### Excerpted data

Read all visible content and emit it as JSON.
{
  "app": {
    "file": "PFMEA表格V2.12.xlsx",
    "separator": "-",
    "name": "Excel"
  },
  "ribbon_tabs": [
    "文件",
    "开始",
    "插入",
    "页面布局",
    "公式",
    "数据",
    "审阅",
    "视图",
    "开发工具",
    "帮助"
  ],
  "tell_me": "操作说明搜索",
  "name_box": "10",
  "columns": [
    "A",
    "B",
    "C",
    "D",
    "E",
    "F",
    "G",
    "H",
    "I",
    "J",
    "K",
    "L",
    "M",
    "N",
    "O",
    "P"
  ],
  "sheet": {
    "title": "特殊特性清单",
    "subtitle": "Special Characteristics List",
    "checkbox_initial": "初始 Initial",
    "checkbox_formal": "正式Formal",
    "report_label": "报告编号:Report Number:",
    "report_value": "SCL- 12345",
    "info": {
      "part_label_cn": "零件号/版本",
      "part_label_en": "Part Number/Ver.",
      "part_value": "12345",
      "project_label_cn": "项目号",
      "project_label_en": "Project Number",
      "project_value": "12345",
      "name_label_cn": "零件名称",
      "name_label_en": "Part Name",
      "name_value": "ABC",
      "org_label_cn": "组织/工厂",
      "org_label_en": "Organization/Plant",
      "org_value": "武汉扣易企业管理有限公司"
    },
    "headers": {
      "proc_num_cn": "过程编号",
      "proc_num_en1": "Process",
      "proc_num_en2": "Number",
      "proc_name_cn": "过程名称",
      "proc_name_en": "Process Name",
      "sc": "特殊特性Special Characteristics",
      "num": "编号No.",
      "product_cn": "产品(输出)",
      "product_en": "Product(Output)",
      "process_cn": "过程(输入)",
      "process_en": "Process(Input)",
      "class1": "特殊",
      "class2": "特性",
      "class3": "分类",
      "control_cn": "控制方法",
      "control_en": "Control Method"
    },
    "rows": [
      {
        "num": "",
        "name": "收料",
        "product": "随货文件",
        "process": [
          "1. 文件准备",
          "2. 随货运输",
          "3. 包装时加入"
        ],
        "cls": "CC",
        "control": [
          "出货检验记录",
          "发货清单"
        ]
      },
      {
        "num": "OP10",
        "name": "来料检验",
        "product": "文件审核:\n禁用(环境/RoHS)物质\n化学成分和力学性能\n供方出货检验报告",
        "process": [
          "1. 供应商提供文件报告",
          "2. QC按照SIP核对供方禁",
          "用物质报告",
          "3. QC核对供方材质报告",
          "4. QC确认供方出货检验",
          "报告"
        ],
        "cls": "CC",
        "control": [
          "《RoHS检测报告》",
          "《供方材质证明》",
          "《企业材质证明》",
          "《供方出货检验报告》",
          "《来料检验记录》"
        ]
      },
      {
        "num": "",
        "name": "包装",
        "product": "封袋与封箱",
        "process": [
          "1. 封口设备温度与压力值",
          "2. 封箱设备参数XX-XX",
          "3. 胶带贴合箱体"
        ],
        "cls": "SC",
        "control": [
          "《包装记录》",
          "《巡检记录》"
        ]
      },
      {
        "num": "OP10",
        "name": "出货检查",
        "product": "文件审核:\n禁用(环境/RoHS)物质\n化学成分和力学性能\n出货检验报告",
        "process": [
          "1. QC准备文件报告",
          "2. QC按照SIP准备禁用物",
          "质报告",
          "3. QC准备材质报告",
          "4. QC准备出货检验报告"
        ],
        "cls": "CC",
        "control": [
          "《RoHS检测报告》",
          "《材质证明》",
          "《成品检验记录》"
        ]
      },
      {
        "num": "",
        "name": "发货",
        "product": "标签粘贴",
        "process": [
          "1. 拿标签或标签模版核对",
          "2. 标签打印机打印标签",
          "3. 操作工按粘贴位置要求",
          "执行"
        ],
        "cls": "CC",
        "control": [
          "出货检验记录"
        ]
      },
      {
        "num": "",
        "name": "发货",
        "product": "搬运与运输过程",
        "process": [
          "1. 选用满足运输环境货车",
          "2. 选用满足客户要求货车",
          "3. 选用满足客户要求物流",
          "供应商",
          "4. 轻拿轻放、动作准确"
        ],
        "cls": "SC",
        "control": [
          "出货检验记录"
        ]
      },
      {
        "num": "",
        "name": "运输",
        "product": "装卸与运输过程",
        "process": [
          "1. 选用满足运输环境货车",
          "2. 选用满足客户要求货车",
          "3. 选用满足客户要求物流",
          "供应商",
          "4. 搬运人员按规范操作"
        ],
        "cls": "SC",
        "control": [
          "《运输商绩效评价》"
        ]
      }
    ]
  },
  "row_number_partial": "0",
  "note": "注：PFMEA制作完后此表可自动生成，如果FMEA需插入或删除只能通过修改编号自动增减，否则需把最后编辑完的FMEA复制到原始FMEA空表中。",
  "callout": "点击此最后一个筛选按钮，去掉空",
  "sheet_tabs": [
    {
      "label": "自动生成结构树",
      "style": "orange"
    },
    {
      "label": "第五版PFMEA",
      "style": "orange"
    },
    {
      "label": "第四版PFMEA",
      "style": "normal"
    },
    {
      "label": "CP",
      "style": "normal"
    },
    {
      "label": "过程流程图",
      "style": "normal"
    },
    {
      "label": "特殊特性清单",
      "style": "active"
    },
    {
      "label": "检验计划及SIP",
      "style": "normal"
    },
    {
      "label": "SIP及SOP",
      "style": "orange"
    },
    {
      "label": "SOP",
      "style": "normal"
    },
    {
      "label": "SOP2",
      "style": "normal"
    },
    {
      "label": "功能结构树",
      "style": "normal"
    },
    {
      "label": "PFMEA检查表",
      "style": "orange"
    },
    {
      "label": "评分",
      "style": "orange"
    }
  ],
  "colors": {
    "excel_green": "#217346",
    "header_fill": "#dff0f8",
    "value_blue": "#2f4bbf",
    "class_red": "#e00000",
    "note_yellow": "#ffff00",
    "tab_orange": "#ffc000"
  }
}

######

§ **Work to complete**
List each line holding the string "Characteristics".

§ **The completed task**
    "subtitle": "Special Characteristics List",
      "sc": "特殊特性Special Characteristics",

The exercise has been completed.